**Direction**
Locate the string "Přírodní" in the records below. Copy every line where it occurs.

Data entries
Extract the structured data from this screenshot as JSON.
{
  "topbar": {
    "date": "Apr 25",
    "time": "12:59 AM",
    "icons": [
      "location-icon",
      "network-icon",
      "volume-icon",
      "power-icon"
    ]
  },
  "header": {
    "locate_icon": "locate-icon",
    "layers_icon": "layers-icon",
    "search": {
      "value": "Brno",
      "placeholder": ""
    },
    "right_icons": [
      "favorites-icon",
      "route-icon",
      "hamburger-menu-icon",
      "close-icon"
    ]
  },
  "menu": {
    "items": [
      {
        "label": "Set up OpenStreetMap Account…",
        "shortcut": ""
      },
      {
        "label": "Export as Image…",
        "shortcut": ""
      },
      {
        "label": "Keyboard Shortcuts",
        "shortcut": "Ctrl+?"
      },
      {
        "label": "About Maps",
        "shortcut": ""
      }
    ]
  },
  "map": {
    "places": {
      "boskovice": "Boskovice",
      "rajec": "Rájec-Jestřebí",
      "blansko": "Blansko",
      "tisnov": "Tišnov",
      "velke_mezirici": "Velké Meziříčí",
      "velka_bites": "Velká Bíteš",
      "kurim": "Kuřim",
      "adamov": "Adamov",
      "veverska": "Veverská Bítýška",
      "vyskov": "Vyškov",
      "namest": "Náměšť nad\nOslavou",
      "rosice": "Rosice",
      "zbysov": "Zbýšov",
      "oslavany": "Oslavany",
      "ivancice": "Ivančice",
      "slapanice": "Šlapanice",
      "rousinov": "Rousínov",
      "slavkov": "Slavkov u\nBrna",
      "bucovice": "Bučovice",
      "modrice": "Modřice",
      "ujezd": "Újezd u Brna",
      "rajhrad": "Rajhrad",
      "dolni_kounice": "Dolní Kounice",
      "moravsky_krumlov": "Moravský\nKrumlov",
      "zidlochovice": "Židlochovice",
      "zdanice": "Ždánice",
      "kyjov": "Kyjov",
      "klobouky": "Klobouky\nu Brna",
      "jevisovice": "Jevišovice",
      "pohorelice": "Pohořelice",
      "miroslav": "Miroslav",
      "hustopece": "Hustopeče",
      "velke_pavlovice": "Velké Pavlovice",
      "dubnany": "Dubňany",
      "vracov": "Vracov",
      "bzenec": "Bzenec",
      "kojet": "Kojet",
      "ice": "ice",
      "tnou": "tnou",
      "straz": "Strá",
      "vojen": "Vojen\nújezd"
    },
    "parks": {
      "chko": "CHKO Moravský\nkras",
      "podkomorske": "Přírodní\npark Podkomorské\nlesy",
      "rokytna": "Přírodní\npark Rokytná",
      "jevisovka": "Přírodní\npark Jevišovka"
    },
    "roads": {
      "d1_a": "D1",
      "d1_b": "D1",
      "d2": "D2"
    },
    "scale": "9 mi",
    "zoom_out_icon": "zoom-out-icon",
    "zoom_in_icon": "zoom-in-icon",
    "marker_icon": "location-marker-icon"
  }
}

**Written reply**
      "podkomorske": "Přírodní\npark Podkomorské\nlesy",
      "rokytna": "Přírodní\npark Rokytná",
      "jevisovka": "Přírodní\npark Jevišovka"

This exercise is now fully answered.